対象の文章 –
_____
「nilはnullと違う」より先に気づいたこと
なぜSwiftには「?」がこんなに多いのか?
Swiftを読んでいて、最初に思ったことがあります。
「?(はてな)が多すぎない?」
String?
URL?
text?
title?
どこを見ても ? だらけ。
最初は正直、ちょっと読みにくいなと思いました。
「nil」と「null」の違いを知ったけど…
調べていくと、
- Swiftでは
nil - 他の言語では
null
という違いがあることを知りました。
でも、
「名前が違うだけで、意味は同じじゃない?」
というのが正直な感想でした。
この時点では、
まだ本質は腑に落ちていませんでした。
本当の疑問は、ここだった
改めて思ったのは、これです。
なぜSwiftは、こんなに「?」をたくさん書かせるのか?
これは
- 書きにくさ
- 面倒くささ
の問題ではなく、
設計の思想の問題なんだと気づきました。
「?」は注意マークだった
Swiftでは、
String
と
String?
は、まったく別物です。
-
String
→ 必ず文字が入っている -
String?
→ 入っているかもしれないし、入っていないかもしれない
? は、
「ここ、まだ中身が無いかもしれないよ」
という注意マークでした。
Appleは、クラッシュを何より嫌う
ここで腑に落ちました。
Appleは、
アプリが動いている最中に突然落ちることを
何よりも嫌います。
- ユーザー体験が最悪になる
- 信頼を失う
- 「理由のわからないクラッシュ」が一番怖い
だからSwiftは、
「危ない可能性があるなら、
実行する前に必ず確認させる」
というルールを、
言語そのものに組み込みました。
nil は「使っていい空っぽ」ではない
他の言語の null は、
- 書けてしまう
- 動かしてから落ちる
ことが多いです。
Swiftの nil は違います。
-
nilかもしれないなら?を付ける - 使う前に必ず確認させる
- 確認しないと、そもそも動かせない
つまりSwiftは、
「事故が起きそうなら、
エンジンをかけさせない」
言語なんだと感じました。
たとえるなら:飛行機のチェックリスト
Swiftは、
離陸前チェックを絶対に省略させない飛行機
です。
- 毎回同じ確認
- 慣れると面倒
- 急いでいると飛ばしたくなる
でも、
- 一度事故が起きたら取り返しがつかない
- 「たぶん大丈夫」で空には飛ばない
String? は、
「この計器、正常かまだ確認していない」
という印。
確認しない限り、
エンジンはかかりません。
? が多いのは、
厳しいからではなく、
事故を起こさないためでした。
学びのまとめ
- 「nilとnullが違う」よりも
- 「なぜ
?が多いのか?」に気づけたこと - その理由が
👉 Appleはクラッシュを何より嫌うから - Swiftは
👉 安全を最優先する言語
この順番で理解できたことで、
Swiftのコードが「読みにくいもの」から
**「理由があってそうなっているもの」**に変わりました。
おわりに
? が多いSwiftは、
不親切なのではなく、
とても心配性で、真面目な言語なのかもしれません。
そう思えるようになってから、
Swiftが少し好きになりました。
_____
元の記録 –
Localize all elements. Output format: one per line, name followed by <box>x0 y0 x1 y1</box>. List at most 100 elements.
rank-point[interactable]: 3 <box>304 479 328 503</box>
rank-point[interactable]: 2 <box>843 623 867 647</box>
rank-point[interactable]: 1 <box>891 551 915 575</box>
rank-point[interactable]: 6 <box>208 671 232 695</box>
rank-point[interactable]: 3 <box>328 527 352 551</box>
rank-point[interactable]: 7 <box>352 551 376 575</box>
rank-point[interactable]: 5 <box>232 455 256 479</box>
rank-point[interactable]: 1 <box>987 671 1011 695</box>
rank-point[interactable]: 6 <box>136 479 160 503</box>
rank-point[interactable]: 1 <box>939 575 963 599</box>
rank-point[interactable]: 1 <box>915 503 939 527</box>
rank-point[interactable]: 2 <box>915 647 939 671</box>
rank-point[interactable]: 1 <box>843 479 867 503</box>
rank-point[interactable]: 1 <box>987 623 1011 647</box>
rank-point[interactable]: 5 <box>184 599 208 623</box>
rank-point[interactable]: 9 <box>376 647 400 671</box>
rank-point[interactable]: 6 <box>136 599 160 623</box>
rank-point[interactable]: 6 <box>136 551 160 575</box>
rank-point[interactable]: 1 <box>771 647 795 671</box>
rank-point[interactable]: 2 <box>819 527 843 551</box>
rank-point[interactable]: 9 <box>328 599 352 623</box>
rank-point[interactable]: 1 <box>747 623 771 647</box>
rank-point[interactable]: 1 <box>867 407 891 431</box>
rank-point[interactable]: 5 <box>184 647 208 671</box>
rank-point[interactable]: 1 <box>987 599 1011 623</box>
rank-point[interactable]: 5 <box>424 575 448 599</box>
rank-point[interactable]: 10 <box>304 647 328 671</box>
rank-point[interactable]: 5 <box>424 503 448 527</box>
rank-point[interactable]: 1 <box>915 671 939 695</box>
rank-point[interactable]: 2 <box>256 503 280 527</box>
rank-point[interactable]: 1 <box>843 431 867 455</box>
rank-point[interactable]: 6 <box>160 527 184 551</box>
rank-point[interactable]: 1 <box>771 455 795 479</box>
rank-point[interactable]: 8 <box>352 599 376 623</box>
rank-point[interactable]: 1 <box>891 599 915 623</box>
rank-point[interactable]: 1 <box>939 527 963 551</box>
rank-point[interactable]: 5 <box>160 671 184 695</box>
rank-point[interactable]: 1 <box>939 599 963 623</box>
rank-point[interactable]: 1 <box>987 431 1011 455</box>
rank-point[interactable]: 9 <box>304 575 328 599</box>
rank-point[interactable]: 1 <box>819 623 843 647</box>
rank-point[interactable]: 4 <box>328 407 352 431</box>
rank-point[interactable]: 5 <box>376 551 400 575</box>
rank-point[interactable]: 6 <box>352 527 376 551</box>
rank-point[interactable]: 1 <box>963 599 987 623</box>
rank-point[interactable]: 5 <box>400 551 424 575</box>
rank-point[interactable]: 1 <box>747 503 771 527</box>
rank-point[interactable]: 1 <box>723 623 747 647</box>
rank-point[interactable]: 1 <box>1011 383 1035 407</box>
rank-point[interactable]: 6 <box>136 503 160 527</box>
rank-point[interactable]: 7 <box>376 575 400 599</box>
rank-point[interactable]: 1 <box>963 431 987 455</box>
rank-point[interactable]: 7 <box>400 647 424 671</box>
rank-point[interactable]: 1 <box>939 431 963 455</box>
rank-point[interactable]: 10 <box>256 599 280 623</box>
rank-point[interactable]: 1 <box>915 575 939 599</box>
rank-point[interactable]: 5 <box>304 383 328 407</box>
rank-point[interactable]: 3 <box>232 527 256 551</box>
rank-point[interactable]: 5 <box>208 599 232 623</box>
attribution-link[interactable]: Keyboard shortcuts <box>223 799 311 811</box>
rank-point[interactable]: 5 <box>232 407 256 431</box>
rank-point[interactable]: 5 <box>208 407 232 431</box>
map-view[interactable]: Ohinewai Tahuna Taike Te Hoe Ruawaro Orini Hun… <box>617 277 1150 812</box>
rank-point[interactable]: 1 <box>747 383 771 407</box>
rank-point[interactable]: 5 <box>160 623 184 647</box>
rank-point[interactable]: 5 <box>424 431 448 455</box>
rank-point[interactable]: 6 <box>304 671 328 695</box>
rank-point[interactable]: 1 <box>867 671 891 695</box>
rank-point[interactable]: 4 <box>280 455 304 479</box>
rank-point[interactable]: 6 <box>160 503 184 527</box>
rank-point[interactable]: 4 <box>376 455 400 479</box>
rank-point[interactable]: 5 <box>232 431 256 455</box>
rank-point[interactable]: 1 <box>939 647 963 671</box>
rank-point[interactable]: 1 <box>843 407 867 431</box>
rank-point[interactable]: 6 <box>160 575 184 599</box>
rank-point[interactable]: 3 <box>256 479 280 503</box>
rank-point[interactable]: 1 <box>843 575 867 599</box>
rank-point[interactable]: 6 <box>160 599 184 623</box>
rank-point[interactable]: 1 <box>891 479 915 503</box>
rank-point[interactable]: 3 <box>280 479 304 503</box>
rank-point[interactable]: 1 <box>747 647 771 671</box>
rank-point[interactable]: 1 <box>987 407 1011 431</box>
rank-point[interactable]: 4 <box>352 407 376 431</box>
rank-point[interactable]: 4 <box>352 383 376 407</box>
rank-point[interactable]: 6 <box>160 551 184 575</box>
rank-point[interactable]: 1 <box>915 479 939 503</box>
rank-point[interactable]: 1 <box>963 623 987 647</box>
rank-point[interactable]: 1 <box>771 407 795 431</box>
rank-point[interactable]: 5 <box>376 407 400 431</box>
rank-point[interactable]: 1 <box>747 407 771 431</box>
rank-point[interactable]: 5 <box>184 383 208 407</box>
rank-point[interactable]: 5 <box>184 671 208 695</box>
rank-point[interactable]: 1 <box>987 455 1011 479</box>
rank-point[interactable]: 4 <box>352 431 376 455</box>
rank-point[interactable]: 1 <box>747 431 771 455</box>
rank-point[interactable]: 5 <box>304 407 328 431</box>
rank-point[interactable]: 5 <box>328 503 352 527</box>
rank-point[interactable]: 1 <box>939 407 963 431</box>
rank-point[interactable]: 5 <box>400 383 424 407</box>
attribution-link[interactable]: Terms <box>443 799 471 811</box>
_____
取り組む課題 –
Swiftの「?」についての文章から、「最初は正直、ちょっと読みにくいなと思いました。」から「まだ本質は腑に落ちていませんでした。」までを一字も変えずに書き写す。

課題の解答 –
最初は正直、ちょっと読みにくいなと思いました。
「nil」と「null」の違いを知ったけど…
調べていくと、
- Swiftでは
nil - 他の言語では
null
という違いがあることを知りました。
でも、
「名前が違うだけで、意味は同じじゃない?」
というのが正直な感想でした。
この時点では、
まだ本質は腑に落ちていませんでした。